_Directions for this task_
Using the listing below, give the number of lines where "SPOT" appears, and nothing else.

_Data for this task_
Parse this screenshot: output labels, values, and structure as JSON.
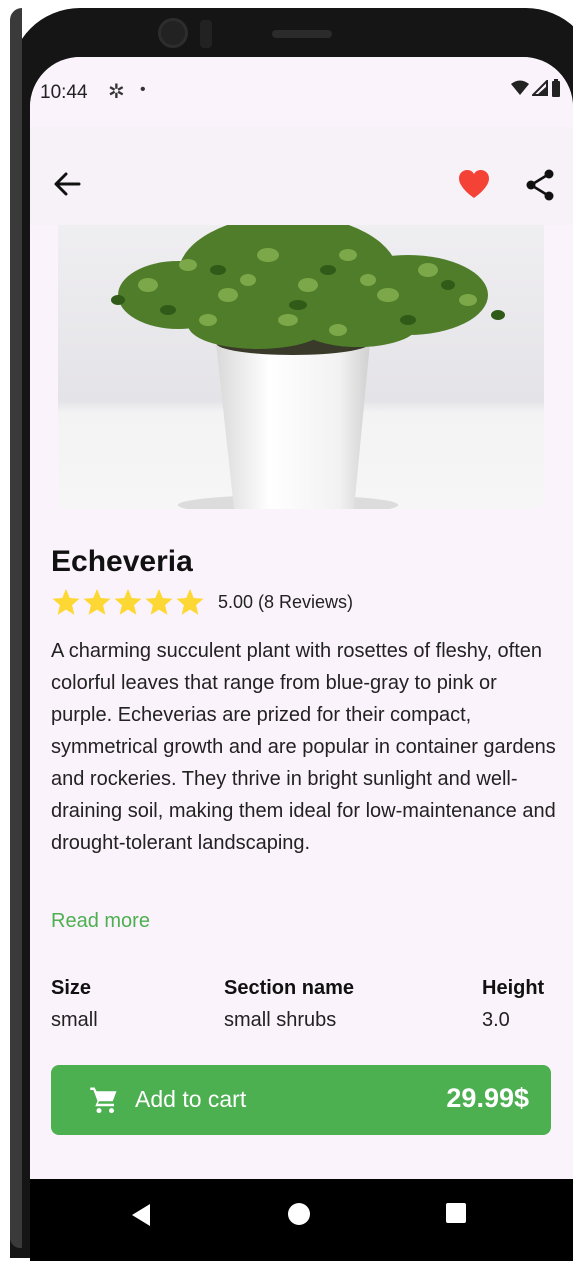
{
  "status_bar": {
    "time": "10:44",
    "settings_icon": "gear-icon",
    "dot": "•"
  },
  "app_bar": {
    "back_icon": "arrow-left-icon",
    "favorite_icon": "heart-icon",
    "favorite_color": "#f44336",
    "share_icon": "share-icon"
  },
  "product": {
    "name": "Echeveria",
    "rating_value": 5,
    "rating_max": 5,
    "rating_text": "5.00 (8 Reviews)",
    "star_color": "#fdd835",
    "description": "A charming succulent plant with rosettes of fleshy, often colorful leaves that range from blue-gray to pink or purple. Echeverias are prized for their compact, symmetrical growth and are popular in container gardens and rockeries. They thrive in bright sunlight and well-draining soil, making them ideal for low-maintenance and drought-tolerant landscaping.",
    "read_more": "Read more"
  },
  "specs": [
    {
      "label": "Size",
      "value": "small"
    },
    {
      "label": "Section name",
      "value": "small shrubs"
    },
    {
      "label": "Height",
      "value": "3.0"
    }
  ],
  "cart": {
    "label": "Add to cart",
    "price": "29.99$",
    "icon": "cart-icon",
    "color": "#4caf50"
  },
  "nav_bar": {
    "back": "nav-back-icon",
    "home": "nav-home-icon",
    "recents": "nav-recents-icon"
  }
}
...
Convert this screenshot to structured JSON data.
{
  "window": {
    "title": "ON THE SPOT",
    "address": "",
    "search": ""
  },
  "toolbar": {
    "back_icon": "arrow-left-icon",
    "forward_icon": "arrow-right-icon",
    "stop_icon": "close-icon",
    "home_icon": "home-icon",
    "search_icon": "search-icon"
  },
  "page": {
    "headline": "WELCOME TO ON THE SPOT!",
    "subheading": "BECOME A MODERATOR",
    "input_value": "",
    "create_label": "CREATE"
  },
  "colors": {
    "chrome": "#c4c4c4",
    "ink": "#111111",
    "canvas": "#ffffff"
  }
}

_Output for this task_
2